──────── Data shown
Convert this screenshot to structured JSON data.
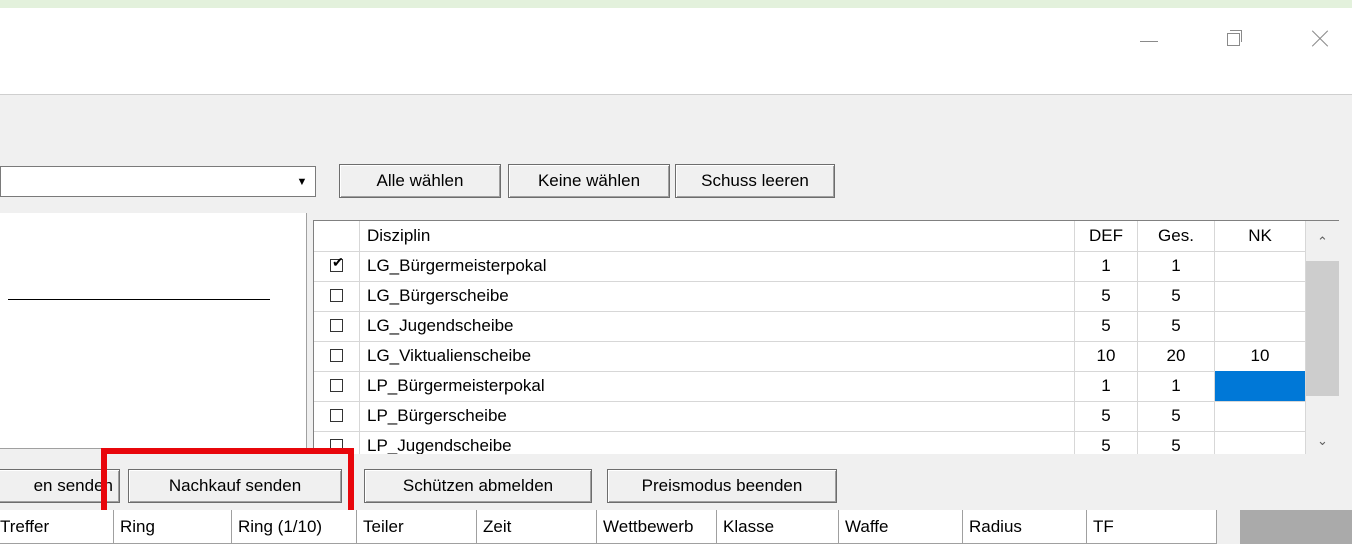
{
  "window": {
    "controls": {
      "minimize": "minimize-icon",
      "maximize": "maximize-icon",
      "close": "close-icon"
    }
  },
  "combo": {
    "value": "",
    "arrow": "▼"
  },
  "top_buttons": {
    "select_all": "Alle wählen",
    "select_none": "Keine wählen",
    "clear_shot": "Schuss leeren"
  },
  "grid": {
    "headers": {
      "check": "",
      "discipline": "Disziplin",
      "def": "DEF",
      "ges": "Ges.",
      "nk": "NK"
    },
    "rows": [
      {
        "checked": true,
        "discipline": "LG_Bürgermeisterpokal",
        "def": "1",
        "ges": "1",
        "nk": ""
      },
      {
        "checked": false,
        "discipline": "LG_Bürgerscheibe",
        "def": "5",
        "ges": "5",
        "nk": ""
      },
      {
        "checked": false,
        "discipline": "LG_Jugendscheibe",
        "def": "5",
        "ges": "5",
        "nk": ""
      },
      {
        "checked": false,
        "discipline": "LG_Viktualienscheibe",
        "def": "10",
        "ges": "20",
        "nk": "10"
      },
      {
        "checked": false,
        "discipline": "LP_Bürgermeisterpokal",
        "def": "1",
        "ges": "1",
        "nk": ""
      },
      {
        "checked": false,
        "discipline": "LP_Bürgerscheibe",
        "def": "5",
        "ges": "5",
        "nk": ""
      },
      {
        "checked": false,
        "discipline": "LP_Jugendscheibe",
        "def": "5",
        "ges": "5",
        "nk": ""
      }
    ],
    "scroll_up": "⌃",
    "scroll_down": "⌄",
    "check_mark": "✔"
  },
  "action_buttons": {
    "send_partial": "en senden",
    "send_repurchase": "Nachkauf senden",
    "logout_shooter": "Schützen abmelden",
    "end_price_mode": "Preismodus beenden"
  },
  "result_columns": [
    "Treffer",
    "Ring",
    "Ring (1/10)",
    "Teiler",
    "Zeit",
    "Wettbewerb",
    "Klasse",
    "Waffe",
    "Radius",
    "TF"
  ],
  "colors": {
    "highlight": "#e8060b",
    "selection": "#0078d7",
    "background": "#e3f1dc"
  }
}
────────────────
--- Directions for this task ---
Look over the material above and show each line where "wählen" appears.

--- Response for this exercise ---
    "select_all": "Alle wählen",
    "select_none": "Keine wählen",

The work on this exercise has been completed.